- The request
Pull each line containing "name" out of the data and copy it.

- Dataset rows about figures
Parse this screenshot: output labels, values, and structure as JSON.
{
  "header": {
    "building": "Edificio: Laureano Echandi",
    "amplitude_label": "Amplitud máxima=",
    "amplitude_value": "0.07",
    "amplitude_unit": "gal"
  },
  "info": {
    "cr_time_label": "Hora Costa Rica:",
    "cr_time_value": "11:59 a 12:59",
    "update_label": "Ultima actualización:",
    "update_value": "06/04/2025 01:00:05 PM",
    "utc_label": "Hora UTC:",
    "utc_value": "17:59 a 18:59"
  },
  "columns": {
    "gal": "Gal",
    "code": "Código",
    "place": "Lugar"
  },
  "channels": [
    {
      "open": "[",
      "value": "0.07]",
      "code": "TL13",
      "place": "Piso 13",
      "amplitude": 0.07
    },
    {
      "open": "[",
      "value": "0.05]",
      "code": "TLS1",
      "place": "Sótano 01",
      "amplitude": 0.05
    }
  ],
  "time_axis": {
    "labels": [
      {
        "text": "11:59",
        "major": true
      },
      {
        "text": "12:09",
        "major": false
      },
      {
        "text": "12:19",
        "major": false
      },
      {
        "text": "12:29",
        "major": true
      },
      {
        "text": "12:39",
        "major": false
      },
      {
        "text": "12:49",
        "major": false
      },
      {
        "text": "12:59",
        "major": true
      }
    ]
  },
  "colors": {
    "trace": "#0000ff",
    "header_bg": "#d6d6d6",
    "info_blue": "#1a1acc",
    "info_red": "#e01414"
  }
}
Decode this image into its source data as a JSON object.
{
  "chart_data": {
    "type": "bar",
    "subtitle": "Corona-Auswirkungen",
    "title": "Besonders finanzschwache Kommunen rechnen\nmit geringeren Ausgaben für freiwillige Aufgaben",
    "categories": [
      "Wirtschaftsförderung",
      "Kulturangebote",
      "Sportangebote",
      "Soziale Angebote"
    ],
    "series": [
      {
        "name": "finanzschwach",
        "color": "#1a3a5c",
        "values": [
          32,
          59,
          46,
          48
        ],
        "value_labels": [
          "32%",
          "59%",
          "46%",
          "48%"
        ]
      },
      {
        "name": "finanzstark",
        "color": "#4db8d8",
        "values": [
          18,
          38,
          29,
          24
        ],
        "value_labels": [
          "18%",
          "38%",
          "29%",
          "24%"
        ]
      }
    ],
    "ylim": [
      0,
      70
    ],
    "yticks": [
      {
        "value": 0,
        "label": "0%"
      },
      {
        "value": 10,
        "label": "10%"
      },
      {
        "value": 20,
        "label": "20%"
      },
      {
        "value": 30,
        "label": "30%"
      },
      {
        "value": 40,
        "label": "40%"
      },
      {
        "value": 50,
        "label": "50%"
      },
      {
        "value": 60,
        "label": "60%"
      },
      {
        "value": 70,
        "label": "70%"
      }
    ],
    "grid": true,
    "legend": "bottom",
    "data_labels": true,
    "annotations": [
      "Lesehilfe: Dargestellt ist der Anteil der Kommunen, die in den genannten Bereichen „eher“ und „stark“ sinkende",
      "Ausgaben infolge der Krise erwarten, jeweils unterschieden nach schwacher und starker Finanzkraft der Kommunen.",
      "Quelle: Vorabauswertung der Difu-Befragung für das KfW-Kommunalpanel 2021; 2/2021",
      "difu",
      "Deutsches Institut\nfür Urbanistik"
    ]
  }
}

- Answer to this task
        "name": "finanzschwach",
        "name": "finanzstark",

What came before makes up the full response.